Aim of the exercise
State the number of lines, and only that number, in which the word "soda" appears.

Extracted information
-=-=-
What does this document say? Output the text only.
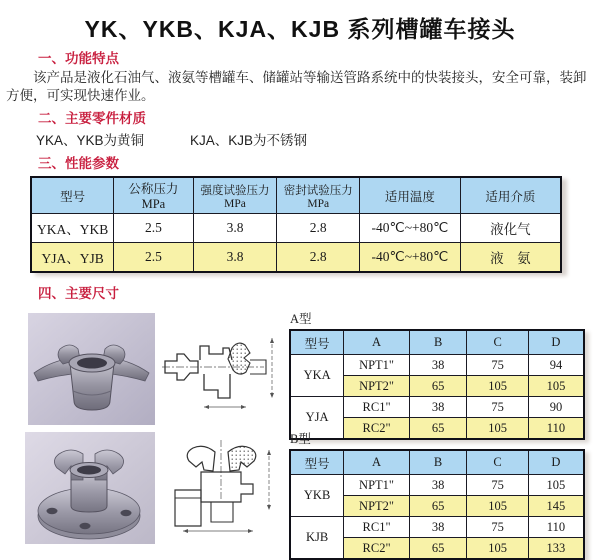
YK、YKB、KJA、KJB 系列槽罐车接头
一、功能特点

该产品是液化石油气、液氨等槽罐车、储罐站等输送管路系统中的快装接头，安全可靠，装卸方便，可实现快速作业。

二、主要零件材质
YKA、YKB为黄铜	KJA、KJB为不锈钢
三、性能参数
型号	公称压力 MPa	强度试验压力MPa	密封试验压力MPa	适用温度	适用介质
YKA、YKB	2.5	3.8	2.8	-40℃~+80℃	液化气
YJA、YJB	2.5	3.8	2.8	-40℃~+80℃	液　氨
四、主要尺寸
A型
型号	A	B	C	D
YKA	NPT1"	38	75	94
	NPT2"	65	105	105
YJA	RC1"	38	75	90
	RC2"	65	105	110
B型
型号	A	B	C	D
YKB	NPT1"	38	75	105
	NPT2"	65	105	145
KJB	RC1"	38	75	110
	RC2"	65	105	133
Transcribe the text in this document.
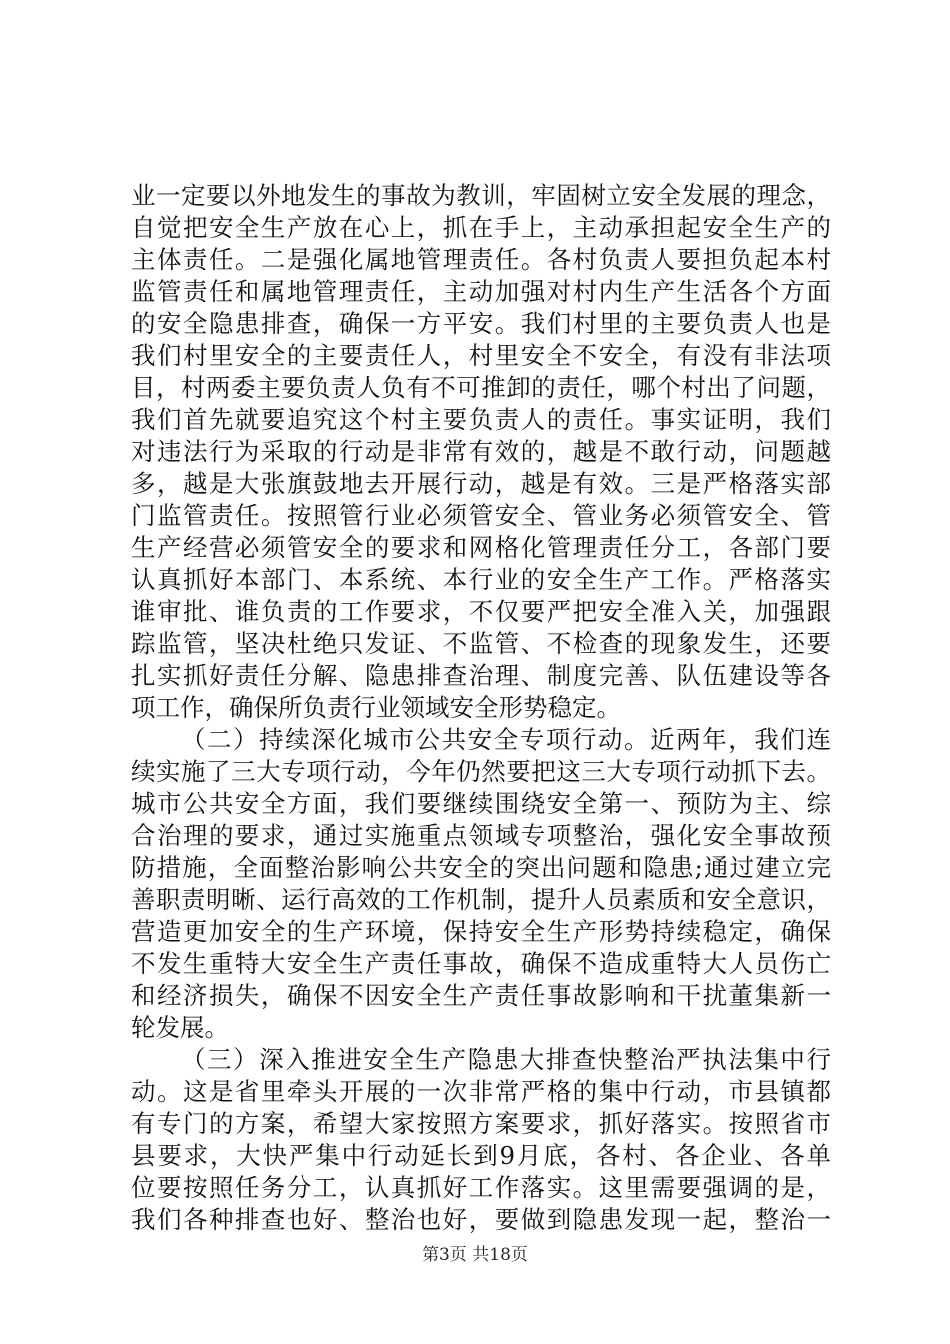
业一定要以外地发生的事故为教训，牢固树立安全发展的理念，
自觉把安全生产放在心上，抓在手上，主动承担起安全生产的
主体责任。二是强化属地管理责任。各村负责人要担负起本村
监管责任和属地管理责任，主动加强对村内生产生活各个方面
的安全隐患排查，确保一方平安。我们村里的主要负责人也是
我们村里安全的主要责任人，村里安全不安全，有没有非法项
目，村两委主要负责人负有不可推卸的责任，哪个村出了问题，
我们首先就要追究这个村主要负责人的责任。事实证明，我们
对违法行为采取的行动是非常有效的，越是不敢行动，问题越
多，越是大张旗鼓地去开展行动，越是有效。三是严格落实部
门监管责任。按照管行业必须管安全、管业务必须管安全、管
生产经营必须管安全的要求和网格化管理责任分工，各部门要
认真抓好本部门、本系统、本行业的安全生产工作。严格落实
谁审批、谁负责的工作要求，不仅要严把安全准入关，加强跟
踪监管，坚决杜绝只发证、不监管、不检查的现象发生，还要
扎实抓好责任分解、隐患排查治理、制度完善、队伍建设等各
项工作，确保所负责行业领域安全形势稳定。
（二）持续深化城市公共安全专项行动。近两年，我们连
续实施了三大专项行动，今年仍然要把这三大专项行动抓下去。
城市公共安全方面，我们要继续围绕安全第一、预防为主、综
合治理的要求，通过实施重点领域专项整治，强化安全事故预
防措施，全面整治影响公共安全的突出问题和隐患;通过建立完
善职责明晰、运行高效的工作机制，提升人员素质和安全意识，
营造更加安全的生产环境，保持安全生产形势持续稳定，确保
不发生重特大安全生产责任事故，确保不造成重特大人员伤亡
和经济损失，确保不因安全生产责任事故影响和干扰董集新一
轮发展。
（三）深入推进安全生产隐患大排查快整治严执法集中行
动。这是省里牵头开展的一次非常严格的集中行动，市县镇都
有专门的方案，希望大家按照方案要求，抓好落实。按照省市
县要求，大快严集中行动延长到9月底，各村、各企业、各单
位要按照任务分工，认真抓好工作落实。这里需要强调的是，
我们各种排查也好、整治也好，要做到隐患发现一起，整治一
第3页 共18页
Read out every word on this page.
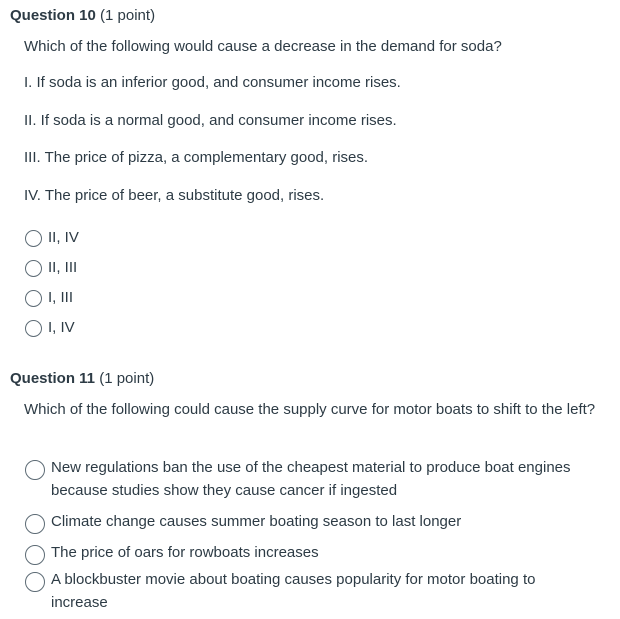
Question 10 (1 point)
Which of the following would cause a decrease in the demand for soda?
I. If soda is an inferior good, and consumer income rises.
II. If soda is a normal good, and consumer income rises.
III. The price of pizza, a complementary good, rises.
IV. The price of beer, a substitute good, rises.
II, IV
II, III
I, III
I, IV
Question 11 (1 point)
Which of the following could cause the supply curve for motor boats to shift to the left?
New regulations ban the use of the cheapest material to produce boat engines because studies show they cause cancer if ingested
Climate change causes summer boating season to last longer
The price of oars for rowboats increases
A blockbuster movie about boating causes popularity for motor boating to increase
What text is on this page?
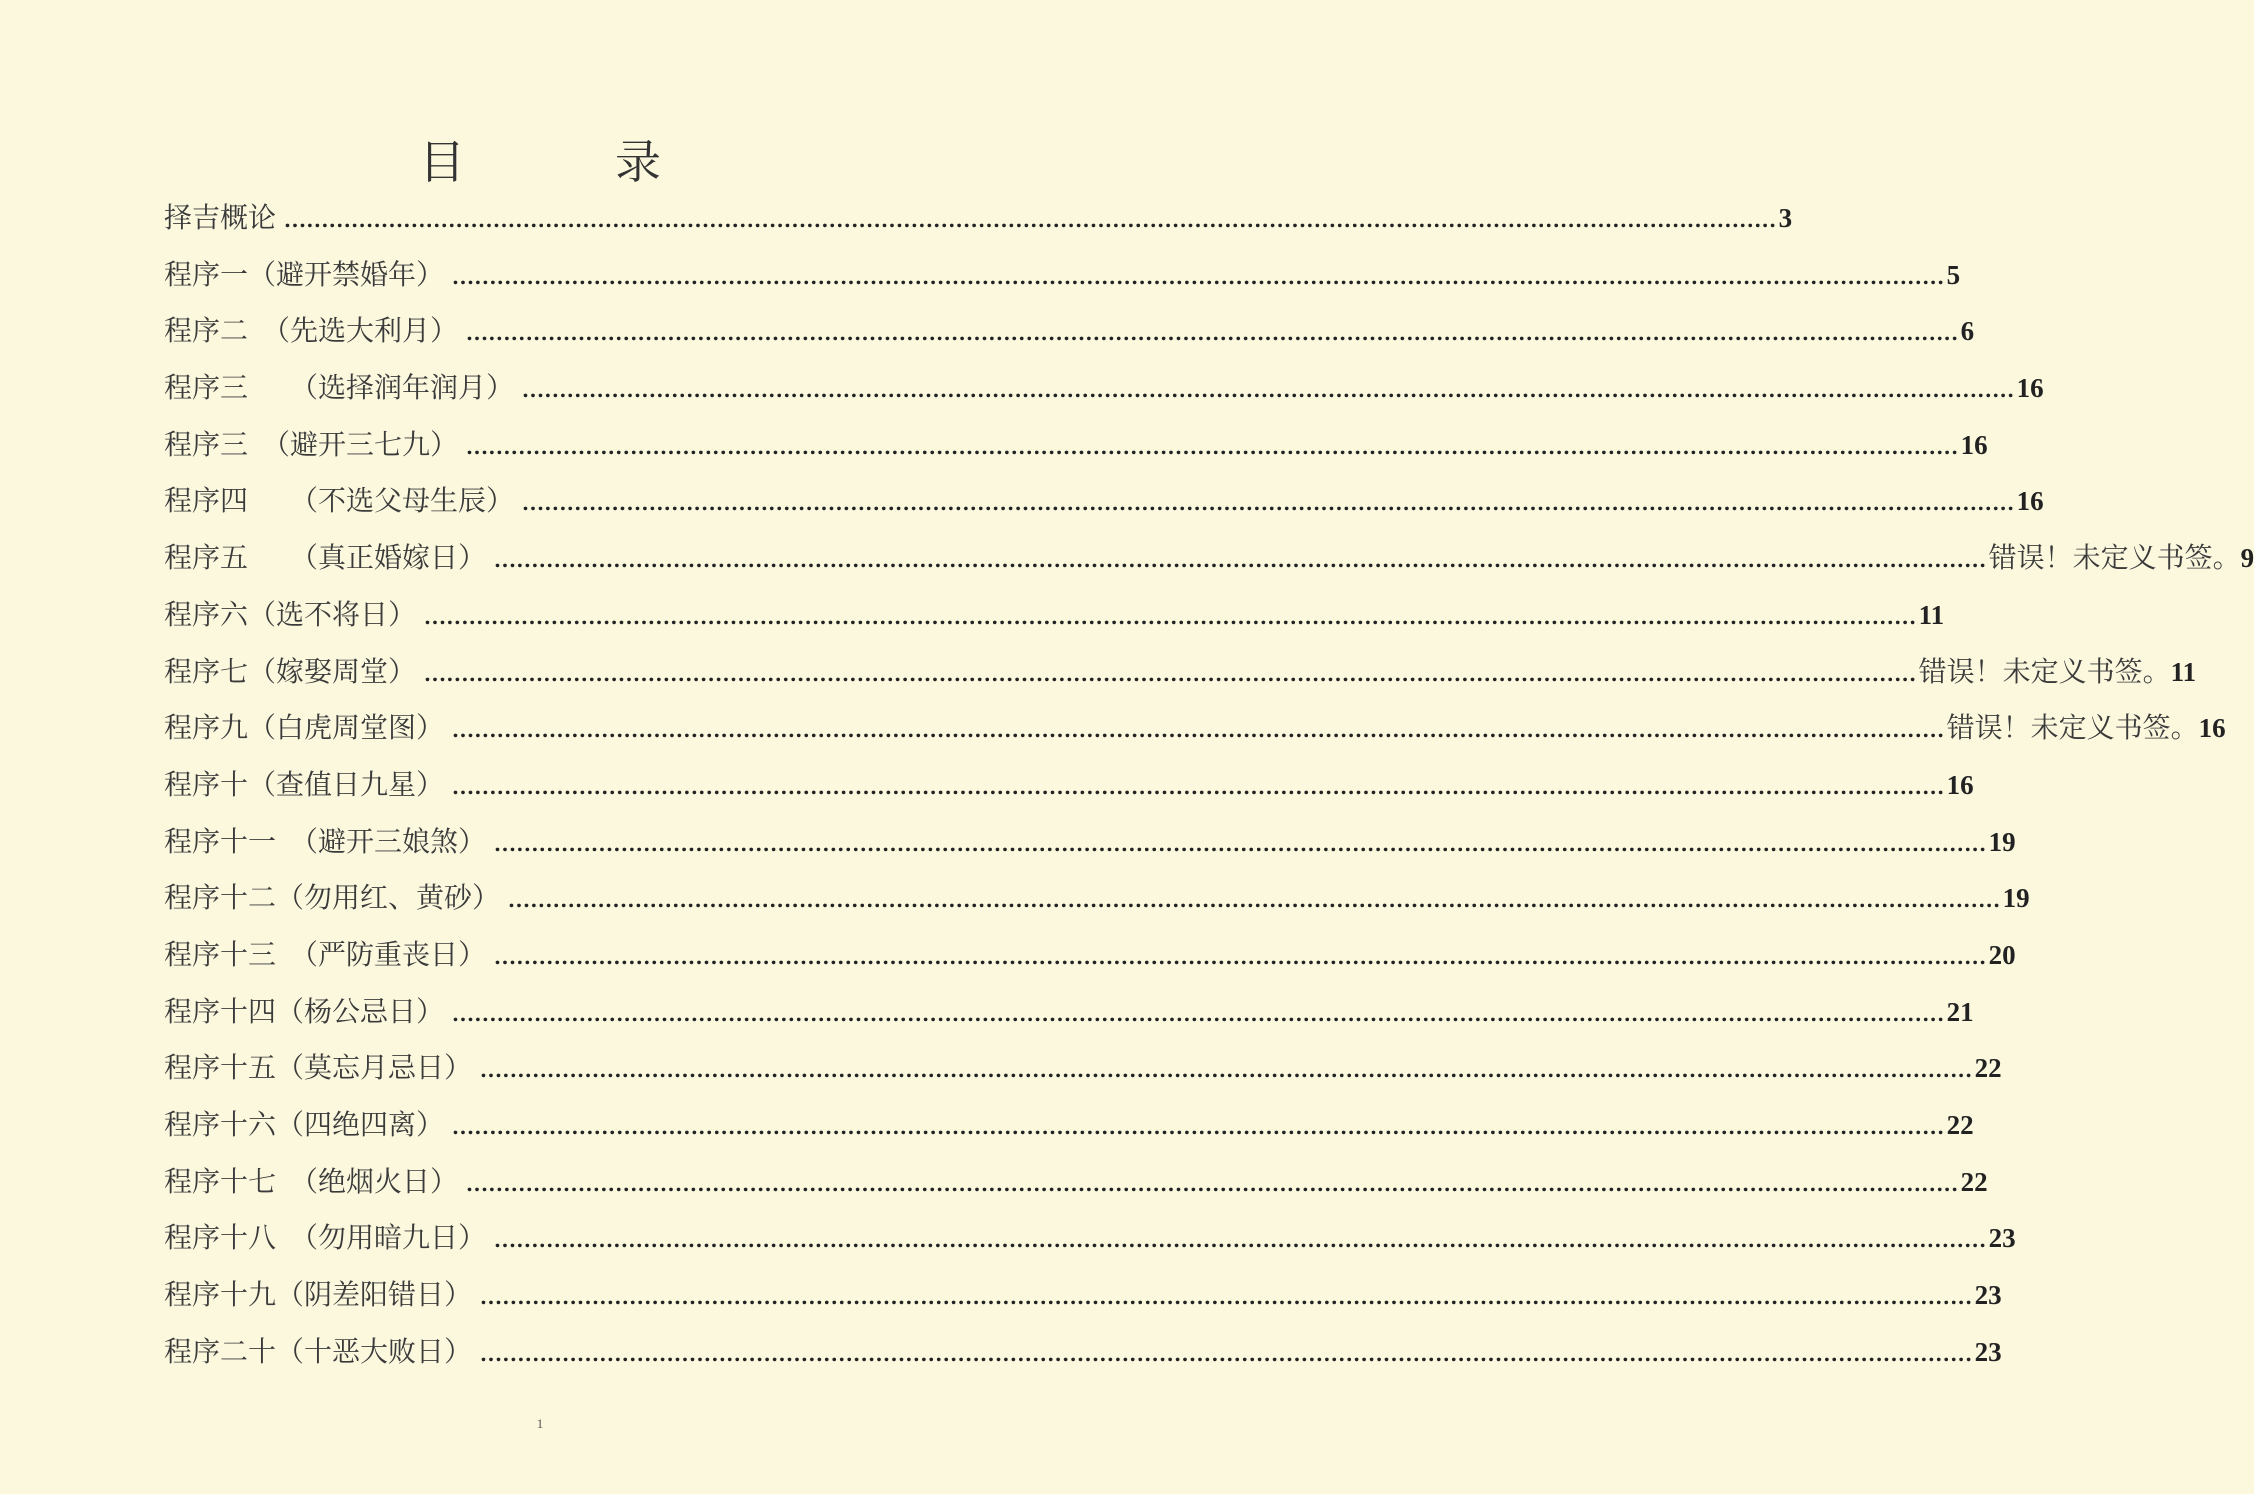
目　录
择吉概论 ........................................................................................................................................................................................................ 3
程序一（避开禁婚年） ........................................................................................................................................................................................................ 5
程序二　（先选大利月） ........................................................................................................................................................................................................ 6
程序三　　（选择润年润月） ........................................................................................................................................................................................................ 16
程序三　（避开三七九） ........................................................................................................................................................................................................ 16
程序四　　（不选父母生辰） ........................................................................................................................................................................................................ 16
程序五　　（真正婚嫁日） ........................................................................................................................................................................................................ 错误！未定义书签。 9
程序六（选不将日） ........................................................................................................................................................................................................ 11
程序七（嫁娶周堂） ........................................................................................................................................................................................................ 错误！未定义书签。 11
程序九（白虎周堂图） ........................................................................................................................................................................................................ 错误！未定义书签。 16
程序十（查值日九星） ........................................................................................................................................................................................................ 16
程序十一　（避开三娘煞） ........................................................................................................................................................................................................ 19
程序十二（勿用红、黄砂） ........................................................................................................................................................................................................ 19
程序十三　（严防重丧日） ........................................................................................................................................................................................................ 20
程序十四（杨公忌日） ........................................................................................................................................................................................................ 21
程序十五（莫忘月忌日） ........................................................................................................................................................................................................ 22
程序十六（四绝四离） ........................................................................................................................................................................................................ 22
程序十七　（绝烟火日） ........................................................................................................................................................................................................ 22
程序十八　（勿用暗九日） ........................................................................................................................................................................................................ 23
程序十九（阴差阳错日） ........................................................................................................................................................................................................ 23
程序二十（十恶大败日） ........................................................................................................................................................................................................ 23
1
-=-=-
Result of the task
3